WRITTEN INSTRUCTION: Return the material below in full and exactly.

Chart and figure data:
▬▬▬▬▬▬

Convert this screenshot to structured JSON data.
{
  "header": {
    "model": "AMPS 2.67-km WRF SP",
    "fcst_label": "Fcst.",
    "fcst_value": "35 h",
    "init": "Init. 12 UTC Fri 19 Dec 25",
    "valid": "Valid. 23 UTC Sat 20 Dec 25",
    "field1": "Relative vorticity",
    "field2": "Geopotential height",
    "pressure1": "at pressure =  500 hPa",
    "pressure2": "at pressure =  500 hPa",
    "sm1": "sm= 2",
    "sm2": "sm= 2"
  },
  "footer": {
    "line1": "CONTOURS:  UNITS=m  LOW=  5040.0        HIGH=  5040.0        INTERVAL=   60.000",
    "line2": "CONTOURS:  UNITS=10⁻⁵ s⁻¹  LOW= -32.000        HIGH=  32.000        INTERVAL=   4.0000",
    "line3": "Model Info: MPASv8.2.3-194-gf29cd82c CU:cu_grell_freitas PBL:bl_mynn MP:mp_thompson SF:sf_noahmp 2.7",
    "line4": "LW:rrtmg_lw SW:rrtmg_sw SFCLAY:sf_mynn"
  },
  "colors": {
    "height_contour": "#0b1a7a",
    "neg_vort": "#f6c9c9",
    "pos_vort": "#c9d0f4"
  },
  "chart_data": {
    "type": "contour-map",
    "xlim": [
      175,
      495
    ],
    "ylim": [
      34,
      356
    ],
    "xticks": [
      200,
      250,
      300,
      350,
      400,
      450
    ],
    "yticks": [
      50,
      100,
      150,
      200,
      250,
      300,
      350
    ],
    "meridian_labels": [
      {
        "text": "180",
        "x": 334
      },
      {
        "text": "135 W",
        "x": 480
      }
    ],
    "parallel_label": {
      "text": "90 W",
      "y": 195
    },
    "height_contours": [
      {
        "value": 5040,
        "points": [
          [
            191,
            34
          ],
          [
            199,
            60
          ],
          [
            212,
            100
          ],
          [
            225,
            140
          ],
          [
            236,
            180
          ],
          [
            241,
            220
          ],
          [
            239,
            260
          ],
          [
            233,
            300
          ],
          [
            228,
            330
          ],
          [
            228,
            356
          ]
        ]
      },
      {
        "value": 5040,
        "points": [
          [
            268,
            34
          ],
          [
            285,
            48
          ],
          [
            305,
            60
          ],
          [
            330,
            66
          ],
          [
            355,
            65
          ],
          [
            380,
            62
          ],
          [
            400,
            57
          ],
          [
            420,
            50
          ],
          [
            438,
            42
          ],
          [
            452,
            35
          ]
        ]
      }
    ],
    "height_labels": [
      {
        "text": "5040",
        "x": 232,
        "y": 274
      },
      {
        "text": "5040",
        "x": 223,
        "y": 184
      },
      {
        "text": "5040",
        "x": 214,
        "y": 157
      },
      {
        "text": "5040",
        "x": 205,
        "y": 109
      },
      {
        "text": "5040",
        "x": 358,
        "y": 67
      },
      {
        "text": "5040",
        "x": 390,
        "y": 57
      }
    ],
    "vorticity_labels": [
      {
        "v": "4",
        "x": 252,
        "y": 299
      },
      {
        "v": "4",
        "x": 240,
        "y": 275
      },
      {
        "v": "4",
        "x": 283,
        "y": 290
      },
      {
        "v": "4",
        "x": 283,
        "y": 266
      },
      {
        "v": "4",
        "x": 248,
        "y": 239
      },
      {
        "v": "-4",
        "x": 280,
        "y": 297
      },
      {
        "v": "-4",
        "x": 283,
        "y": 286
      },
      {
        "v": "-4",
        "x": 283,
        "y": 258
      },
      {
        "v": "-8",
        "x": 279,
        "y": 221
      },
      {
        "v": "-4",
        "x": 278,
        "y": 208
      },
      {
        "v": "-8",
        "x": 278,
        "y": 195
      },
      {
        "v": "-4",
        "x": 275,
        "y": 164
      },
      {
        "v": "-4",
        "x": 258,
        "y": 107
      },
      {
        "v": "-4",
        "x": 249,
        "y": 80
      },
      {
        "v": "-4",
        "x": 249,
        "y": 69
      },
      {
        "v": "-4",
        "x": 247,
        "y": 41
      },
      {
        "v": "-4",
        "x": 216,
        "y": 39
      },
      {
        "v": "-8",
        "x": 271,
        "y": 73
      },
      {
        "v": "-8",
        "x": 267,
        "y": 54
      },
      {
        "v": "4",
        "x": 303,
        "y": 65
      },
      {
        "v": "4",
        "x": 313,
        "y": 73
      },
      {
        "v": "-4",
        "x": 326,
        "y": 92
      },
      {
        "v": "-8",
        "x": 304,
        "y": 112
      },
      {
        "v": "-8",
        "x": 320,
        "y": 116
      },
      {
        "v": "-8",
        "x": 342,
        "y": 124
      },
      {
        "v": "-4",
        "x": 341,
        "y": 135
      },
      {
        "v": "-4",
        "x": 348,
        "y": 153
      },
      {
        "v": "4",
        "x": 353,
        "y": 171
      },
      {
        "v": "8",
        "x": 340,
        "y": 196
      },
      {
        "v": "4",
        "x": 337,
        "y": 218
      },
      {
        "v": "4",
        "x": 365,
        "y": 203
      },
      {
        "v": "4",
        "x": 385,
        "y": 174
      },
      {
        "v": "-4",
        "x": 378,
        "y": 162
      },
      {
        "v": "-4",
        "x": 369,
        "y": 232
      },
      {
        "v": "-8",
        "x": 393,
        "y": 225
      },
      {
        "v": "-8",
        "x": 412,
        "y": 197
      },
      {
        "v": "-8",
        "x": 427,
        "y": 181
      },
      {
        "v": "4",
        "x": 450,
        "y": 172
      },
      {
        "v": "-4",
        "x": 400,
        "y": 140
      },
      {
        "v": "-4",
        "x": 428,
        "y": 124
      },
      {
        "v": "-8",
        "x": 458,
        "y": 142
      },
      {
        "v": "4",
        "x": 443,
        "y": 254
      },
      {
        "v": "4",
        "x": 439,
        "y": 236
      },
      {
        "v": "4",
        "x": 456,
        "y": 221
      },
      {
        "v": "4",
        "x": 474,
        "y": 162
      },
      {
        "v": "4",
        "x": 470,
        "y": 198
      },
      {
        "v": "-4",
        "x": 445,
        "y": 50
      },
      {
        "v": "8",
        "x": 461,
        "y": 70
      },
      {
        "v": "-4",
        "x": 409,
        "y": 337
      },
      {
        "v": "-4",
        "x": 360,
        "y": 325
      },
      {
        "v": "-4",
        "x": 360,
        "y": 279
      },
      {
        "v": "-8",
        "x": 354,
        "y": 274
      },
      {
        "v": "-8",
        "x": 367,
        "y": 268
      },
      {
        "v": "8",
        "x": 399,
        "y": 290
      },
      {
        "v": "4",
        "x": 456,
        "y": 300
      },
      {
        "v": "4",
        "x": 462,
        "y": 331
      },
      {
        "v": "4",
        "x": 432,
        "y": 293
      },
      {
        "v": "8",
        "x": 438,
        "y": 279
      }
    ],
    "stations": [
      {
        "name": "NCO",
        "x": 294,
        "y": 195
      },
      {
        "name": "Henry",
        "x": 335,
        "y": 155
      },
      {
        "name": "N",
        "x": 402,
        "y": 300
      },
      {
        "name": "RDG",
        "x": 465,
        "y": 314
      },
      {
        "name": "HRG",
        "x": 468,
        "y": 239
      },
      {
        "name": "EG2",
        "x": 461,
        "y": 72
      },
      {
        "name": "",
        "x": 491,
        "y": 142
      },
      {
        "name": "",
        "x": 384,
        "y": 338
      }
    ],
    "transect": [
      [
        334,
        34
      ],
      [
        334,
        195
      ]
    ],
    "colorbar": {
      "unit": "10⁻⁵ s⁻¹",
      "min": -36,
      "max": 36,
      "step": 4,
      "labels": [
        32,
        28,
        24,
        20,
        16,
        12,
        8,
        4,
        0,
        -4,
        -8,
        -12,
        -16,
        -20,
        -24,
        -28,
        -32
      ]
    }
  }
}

▬▬▬▬▬▬

OUTPUT FOR THIS TASK:
Convert this screenshot to structured JSON data.
{
  "header": {
    "model": "AMPS 2.67-km WRF SP",
    "fcst_label": "Fcst.",
    "fcst_value": "35 h",
    "init": "Init. 12 UTC Fri 19 Dec 25",
    "valid": "Valid. 23 UTC Sat 20 Dec 25",
    "field1": "Relative vorticity",
    "field2": "Geopotential height",
    "pressure1": "at pressure =  500 hPa",
    "pressure2": "at pressure =  500 hPa",
    "sm1": "sm= 2",
    "sm2": "sm= 2"
  },
  "footer": {
    "line1": "CONTOURS:  UNITS=m  LOW=  5040.0        HIGH=  5040.0        INTERVAL=   60.000",
    "line2": "CONTOURS:  UNITS=10⁻⁵ s⁻¹  LOW= -32.000        HIGH=  32.000        INTERVAL=   4.0000",
    "line3": "Model Info: MPASv8.2.3-194-gf29cd82c CU:cu_grell_freitas PBL:bl_mynn MP:mp_thompson SF:sf_noahmp 2.7",
    "line4": "LW:rrtmg_lw SW:rrtmg_sw SFCLAY:sf_mynn"
  },
  "colors": {
    "height_contour": "#0b1a7a",
    "neg_vort": "#f6c9c9",
    "pos_vort": "#c9d0f4"
  },
  "chart_data": {
    "type": "contour-map",
    "xlim": [
      175,
      495
    ],
    "ylim": [
      34,
      356
    ],
    "xticks": [
      200,
      250,
      300,
      350,
      400,
      450
    ],
    "yticks": [
      50,
      100,
      150,
      200,
      250,
      300,
      350
    ],
    "meridian_labels": [
      {
        "text": "180",
        "x": 334
      },
      {
        "text": "135 W",
        "x": 480
      }
    ],
    "parallel_label": {
      "text": "90 W",
      "y": 195
    },
    "height_contours": [
      {
        "value": 5040,
        "points": [
          [
            191,
            34
          ],
          [
            199,
            60
          ],
          [
            212,
            100
          ],
          [
            225,
            140
          ],
          [
            236,
            180
          ],
          [
            241,
            220
          ],
          [
            239,
            260
          ],
          [
            233,
            300
          ],
          [
            228,
            330
          ],
          [
            228,
            356
          ]
        ]
      },
      {
        "value": 5040,
        "points": [
          [
            268,
            34
          ],
          [
            285,
            48
          ],
          [
            305,
            60
          ],
          [
            330,
            66
          ],
          [
            355,
            65
          ],
          [
            380,
            62
          ],
          [
            400,
            57
          ],
          [
            420,
            50
          ],
          [
            438,
            42
          ],
          [
            452,
            35
          ]
        ]
      }
    ],
    "height_labels": [
      {
        "text": "5040",
        "x": 232,
        "y": 274
      },
      {
        "text": "5040",
        "x": 223,
        "y": 184
      },
      {
        "text": "5040",
        "x": 214,
        "y": 157
      },
      {
        "text": "5040",
        "x": 205,
        "y": 109
      },
      {
        "text": "5040",
        "x": 358,
        "y": 67
      },
      {
        "text": "5040",
        "x": 390,
        "y": 57
      }
    ],
    "vorticity_labels": [
      {
        "v": "4",
        "x": 252,
        "y": 299
      },
      {
        "v": "4",
        "x": 240,
        "y": 275
      },
      {
        "v": "4",
        "x": 283,
        "y": 290
      },
      {
        "v": "4",
        "x": 283,
        "y": 266
      },
      {
        "v": "4",
        "x": 248,
        "y": 239
      },
      {
        "v": "-4",
        "x": 280,
        "y": 297
      },
      {
        "v": "-4",
        "x": 283,
        "y": 286
      },
      {
        "v": "-4",
        "x": 283,
        "y": 258
      },
      {
        "v": "-8",
        "x": 279,
        "y": 221
      },
      {
        "v": "-4",
        "x": 278,
        "y": 208
      },
      {
        "v": "-8",
        "x": 278,
        "y": 195
      },
      {
        "v": "-4",
        "x": 275,
        "y": 164
      },
      {
        "v": "-4",
        "x": 258,
        "y": 107
      },
      {
        "v": "-4",
        "x": 249,
        "y": 80
      },
      {
        "v": "-4",
        "x": 249,
        "y": 69
      },
      {
        "v": "-4",
        "x": 247,
        "y": 41
      },
      {
        "v": "-4",
        "x": 216,
        "y": 39
      },
      {
        "v": "-8",
        "x": 271,
        "y": 73
      },
      {
        "v": "-8",
        "x": 267,
        "y": 54
      },
      {
        "v": "4",
        "x": 303,
        "y": 65
      },
      {
        "v": "4",
        "x": 313,
        "y": 73
      },
      {
        "v": "-4",
        "x": 326,
        "y": 92
      },
      {
        "v": "-8",
        "x": 304,
        "y": 112
      },
      {
        "v": "-8",
        "x": 320,
        "y": 116
      },
      {
        "v": "-8",
        "x": 342,
        "y": 124
      },
      {
        "v": "-4",
        "x": 341,
        "y": 135
      },
      {
        "v": "-4",
        "x": 348,
        "y": 153
      },
      {
        "v": "4",
        "x": 353,
        "y": 171
      },
      {
        "v": "8",
        "x": 340,
        "y": 196
      },
      {
        "v": "4",
        "x": 337,
        "y": 218
      },
      {
        "v": "4",
        "x": 365,
        "y": 203
      },
      {
        "v": "4",
        "x": 385,
        "y": 174
      },
      {
        "v": "-4",
        "x": 378,
        "y": 162
      },
      {
        "v": "-4",
        "x": 369,
        "y": 232
      },
      {
        "v": "-8",
        "x": 393,
        "y": 225
      },
      {
        "v": "-8",
        "x": 412,
        "y": 197
      },
      {
        "v": "-8",
        "x": 427,
        "y": 181
      },
      {
        "v": "4",
        "x": 450,
        "y": 172
      },
      {
        "v": "-4",
        "x": 400,
        "y": 140
      },
      {
        "v": "-4",
        "x": 428,
        "y": 124
      },
      {
        "v": "-8",
        "x": 458,
        "y": 142
      },
      {
        "v": "4",
        "x": 443,
        "y": 254
      },
      {
        "v": "4",
        "x": 439,
        "y": 236
      },
      {
        "v": "4",
        "x": 456,
        "y": 221
      },
      {
        "v": "4",
        "x": 474,
        "y": 162
      },
      {
        "v": "4",
        "x": 470,
        "y": 198
      },
      {
        "v": "-4",
        "x": 445,
        "y": 50
      },
      {
        "v": "8",
        "x": 461,
        "y": 70
      },
      {
        "v": "-4",
        "x": 409,
        "y": 337
      },
      {
        "v": "-4",
        "x": 360,
        "y": 325
      },
      {
        "v": "-4",
        "x": 360,
        "y": 279
      },
      {
        "v": "-8",
        "x": 354,
        "y": 274
      },
      {
        "v": "-8",
        "x": 367,
        "y": 268
      },
      {
        "v": "8",
        "x": 399,
        "y": 290
      },
      {
        "v": "4",
        "x": 456,
        "y": 300
      },
      {
        "v": "4",
        "x": 462,
        "y": 331
      },
      {
        "v": "4",
        "x": 432,
        "y": 293
      },
      {
        "v": "8",
        "x": 438,
        "y": 279
      }
    ],
    "stations": [
      {
        "name": "NCO",
        "x": 294,
        "y": 195
      },
      {
        "name": "Henry",
        "x": 335,
        "y": 155
      },
      {
        "name": "N",
        "x": 402,
        "y": 300
      },
      {
        "name": "RDG",
        "x": 465,
        "y": 314
      },
      {
        "name": "HRG",
        "x": 468,
        "y": 239
      },
      {
        "name": "EG2",
        "x": 461,
        "y": 72
      },
      {
        "name": "",
        "x": 491,
        "y": 142
      },
      {
        "name": "",
        "x": 384,
        "y": 338
      }
    ],
    "transect": [
      [
        334,
        34
      ],
      [
        334,
        195
      ]
    ],
    "colorbar": {
      "unit": "10⁻⁵ s⁻¹",
      "min": -36,
      "max": 36,
      "step": 4,
      "labels": [
        32,
        28,
        24,
        20,
        16,
        12,
        8,
        4,
        0,
        -4,
        -8,
        -12,
        -16,
        -20,
        -24,
        -28,
        -32
      ]
    }
  }
}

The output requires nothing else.